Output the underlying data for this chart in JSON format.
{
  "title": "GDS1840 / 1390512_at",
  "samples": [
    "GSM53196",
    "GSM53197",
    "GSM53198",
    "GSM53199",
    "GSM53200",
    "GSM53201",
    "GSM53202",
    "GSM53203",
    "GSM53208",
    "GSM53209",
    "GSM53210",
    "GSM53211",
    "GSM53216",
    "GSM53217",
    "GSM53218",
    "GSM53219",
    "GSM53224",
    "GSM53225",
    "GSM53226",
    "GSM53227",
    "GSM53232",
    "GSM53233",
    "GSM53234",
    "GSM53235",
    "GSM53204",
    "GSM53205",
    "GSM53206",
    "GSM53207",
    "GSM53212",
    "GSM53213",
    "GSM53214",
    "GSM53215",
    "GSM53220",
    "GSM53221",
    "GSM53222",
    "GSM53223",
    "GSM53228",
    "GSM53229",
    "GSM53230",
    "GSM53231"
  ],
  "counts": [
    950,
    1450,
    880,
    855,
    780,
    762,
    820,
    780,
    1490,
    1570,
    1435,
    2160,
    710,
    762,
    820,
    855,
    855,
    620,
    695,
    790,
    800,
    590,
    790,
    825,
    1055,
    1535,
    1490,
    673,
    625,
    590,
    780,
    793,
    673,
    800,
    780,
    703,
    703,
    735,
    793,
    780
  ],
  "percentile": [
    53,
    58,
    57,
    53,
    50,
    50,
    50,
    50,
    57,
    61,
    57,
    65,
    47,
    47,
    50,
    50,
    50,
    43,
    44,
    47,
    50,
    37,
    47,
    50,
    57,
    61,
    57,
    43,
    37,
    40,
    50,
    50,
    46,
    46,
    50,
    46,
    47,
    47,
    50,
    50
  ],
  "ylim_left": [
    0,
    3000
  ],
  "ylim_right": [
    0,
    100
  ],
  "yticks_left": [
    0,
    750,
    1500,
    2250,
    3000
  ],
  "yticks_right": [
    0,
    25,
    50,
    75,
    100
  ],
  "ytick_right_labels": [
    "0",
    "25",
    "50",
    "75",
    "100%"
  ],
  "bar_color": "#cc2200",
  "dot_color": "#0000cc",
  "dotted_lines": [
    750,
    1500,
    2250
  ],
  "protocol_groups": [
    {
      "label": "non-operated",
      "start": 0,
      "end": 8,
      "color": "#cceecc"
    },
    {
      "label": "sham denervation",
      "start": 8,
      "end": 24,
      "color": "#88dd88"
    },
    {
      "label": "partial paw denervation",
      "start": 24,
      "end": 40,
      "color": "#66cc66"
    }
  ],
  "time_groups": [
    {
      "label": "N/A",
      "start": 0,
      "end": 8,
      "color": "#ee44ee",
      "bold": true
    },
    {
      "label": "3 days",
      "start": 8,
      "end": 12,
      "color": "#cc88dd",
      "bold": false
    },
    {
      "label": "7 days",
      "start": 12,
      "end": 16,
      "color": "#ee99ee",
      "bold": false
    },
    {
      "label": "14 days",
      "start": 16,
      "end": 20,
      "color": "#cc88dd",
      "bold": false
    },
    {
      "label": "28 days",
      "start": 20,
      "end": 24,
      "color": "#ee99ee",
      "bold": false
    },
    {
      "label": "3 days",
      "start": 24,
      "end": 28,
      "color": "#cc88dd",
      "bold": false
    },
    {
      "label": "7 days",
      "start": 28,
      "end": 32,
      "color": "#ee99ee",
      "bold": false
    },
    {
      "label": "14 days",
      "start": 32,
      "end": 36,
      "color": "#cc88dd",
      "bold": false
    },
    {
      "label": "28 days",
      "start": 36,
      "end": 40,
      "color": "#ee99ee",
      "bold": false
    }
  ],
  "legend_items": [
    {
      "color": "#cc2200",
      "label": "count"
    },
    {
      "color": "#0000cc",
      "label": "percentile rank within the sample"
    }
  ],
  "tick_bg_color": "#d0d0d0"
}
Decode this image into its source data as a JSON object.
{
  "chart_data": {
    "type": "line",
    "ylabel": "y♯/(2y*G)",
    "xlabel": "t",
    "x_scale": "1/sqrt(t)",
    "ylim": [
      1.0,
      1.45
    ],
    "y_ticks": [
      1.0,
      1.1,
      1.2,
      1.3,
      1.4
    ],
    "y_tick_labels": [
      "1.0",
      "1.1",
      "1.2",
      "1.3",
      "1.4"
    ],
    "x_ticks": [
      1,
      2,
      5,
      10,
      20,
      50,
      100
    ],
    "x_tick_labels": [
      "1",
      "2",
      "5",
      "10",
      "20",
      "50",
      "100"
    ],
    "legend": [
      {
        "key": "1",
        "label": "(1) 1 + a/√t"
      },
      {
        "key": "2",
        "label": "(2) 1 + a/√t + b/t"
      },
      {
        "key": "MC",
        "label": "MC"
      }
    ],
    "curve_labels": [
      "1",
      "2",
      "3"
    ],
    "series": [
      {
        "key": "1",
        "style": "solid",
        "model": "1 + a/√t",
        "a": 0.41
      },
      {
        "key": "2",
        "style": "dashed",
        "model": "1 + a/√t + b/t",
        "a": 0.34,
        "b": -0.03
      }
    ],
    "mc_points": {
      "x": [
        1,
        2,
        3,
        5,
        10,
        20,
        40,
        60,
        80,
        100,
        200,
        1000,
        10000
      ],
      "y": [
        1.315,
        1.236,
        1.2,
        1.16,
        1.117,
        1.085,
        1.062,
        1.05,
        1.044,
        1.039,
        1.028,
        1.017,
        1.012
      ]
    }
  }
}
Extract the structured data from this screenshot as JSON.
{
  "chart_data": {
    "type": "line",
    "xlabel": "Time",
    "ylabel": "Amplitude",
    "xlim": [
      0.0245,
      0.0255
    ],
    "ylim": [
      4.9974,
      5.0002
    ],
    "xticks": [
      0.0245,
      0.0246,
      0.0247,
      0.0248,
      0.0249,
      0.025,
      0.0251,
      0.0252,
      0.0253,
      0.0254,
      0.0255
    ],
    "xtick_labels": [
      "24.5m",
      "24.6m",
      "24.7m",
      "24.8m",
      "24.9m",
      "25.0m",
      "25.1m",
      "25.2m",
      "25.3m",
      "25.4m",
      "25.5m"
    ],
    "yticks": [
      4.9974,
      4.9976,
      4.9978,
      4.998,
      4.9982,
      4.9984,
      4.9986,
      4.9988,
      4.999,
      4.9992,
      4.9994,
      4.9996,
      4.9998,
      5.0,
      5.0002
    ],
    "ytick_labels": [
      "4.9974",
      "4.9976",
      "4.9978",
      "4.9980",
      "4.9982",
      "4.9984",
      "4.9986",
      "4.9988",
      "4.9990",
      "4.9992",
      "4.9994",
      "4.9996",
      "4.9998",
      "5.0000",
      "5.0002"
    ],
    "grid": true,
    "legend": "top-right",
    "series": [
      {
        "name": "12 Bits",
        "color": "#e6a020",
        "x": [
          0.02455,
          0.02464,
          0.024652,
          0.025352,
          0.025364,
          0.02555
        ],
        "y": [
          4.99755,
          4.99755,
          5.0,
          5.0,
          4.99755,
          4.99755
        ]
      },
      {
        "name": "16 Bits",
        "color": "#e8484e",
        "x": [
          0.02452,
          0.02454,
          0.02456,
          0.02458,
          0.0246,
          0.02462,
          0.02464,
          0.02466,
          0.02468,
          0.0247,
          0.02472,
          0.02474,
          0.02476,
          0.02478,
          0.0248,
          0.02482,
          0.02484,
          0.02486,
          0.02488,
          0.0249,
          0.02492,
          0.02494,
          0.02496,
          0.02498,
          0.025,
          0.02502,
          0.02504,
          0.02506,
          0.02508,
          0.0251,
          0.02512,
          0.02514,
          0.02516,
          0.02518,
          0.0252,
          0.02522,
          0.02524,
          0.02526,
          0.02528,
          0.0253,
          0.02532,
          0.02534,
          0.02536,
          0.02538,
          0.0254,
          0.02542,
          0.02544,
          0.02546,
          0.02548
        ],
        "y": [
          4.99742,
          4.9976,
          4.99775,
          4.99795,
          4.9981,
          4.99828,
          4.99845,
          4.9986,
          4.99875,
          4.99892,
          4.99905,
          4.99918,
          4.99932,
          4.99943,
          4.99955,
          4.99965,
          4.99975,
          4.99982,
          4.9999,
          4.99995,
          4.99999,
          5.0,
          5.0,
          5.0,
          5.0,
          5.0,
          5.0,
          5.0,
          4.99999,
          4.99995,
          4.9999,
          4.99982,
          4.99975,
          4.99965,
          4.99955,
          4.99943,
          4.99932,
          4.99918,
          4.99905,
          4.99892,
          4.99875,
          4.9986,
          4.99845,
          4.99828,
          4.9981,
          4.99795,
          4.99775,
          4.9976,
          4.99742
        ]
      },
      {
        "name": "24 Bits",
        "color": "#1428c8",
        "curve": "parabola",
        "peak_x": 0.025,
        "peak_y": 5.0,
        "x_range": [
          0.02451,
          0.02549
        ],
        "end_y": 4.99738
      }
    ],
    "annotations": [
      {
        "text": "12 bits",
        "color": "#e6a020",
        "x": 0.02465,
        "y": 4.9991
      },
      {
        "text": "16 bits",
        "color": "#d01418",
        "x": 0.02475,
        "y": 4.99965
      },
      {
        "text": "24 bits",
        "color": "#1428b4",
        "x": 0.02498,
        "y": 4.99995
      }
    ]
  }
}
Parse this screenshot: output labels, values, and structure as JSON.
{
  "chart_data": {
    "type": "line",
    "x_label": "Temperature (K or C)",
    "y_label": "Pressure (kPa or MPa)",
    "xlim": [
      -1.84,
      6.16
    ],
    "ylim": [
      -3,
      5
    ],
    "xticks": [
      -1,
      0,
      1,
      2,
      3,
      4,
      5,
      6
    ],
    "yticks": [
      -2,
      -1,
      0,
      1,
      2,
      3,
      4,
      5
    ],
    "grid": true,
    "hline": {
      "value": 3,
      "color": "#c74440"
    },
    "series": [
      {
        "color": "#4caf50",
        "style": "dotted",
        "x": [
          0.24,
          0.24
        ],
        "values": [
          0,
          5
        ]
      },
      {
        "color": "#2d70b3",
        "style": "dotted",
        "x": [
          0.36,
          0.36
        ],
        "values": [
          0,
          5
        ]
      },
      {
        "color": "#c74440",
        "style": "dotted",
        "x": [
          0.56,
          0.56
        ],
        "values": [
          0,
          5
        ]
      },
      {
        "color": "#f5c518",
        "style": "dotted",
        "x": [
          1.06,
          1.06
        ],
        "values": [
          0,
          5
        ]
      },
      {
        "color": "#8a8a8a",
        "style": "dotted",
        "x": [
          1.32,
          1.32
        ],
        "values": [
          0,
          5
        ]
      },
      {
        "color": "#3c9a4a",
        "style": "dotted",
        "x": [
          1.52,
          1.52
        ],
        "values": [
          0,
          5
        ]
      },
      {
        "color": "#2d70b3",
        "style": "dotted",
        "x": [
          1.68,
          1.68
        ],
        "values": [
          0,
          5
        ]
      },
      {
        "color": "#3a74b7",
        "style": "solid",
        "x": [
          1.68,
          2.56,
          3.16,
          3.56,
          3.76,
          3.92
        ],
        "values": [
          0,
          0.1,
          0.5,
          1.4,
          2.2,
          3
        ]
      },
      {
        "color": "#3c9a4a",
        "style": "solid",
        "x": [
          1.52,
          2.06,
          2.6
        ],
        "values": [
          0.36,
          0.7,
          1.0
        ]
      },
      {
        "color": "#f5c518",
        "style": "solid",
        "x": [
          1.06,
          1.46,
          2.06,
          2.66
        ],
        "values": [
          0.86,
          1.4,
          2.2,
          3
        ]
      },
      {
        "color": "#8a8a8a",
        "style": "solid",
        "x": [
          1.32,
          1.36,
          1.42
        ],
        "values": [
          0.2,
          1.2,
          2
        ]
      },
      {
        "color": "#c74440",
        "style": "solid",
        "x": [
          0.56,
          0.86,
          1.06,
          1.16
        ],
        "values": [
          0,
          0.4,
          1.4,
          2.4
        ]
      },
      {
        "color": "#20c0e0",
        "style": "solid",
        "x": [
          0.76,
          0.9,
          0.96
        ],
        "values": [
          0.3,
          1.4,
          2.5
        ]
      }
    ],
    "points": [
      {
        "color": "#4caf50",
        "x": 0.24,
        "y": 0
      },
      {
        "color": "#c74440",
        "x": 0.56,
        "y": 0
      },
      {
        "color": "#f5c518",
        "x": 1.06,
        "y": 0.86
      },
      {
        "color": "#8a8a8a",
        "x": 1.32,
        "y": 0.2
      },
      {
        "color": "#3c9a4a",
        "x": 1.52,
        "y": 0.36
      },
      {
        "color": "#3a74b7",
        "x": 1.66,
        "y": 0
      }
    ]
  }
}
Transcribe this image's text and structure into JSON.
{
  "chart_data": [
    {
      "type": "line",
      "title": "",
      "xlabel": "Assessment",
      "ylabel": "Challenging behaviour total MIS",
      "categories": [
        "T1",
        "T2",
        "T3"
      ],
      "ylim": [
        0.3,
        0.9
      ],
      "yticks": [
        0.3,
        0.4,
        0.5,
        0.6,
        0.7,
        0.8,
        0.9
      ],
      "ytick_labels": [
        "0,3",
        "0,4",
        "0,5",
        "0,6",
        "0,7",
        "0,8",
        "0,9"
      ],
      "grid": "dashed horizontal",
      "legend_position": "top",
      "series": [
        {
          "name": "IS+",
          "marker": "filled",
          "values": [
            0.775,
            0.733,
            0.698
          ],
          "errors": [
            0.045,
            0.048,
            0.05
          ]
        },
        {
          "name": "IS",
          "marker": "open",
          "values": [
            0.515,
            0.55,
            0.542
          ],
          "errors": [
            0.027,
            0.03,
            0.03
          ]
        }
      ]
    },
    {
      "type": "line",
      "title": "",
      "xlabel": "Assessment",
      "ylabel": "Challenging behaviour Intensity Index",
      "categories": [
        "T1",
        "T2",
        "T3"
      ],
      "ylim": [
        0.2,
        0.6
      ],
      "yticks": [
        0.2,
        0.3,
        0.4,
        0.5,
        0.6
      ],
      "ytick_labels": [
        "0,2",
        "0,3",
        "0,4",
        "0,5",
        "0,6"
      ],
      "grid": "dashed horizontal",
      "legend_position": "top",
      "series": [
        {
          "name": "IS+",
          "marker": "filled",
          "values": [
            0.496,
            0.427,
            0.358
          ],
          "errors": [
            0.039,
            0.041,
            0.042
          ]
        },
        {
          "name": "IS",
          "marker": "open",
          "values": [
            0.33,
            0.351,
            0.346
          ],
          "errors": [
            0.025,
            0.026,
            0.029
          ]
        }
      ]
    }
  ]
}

◆ ◆ ◆ ◆ ◆ ◆ ◆

[TASK STATEMENT] Identify each line in the records above containing the word "JSON"; copy those lines.

[EXERCISE RESPONSE]
Output the underlying data for this chart in JSON format.
Decode this image into its source data as a JSON object.
Extract the structured data from this screenshot as JSON.
Parse this screenshot: output labels, values, and structure as JSON.
Transcribe this image's text and structure into JSON.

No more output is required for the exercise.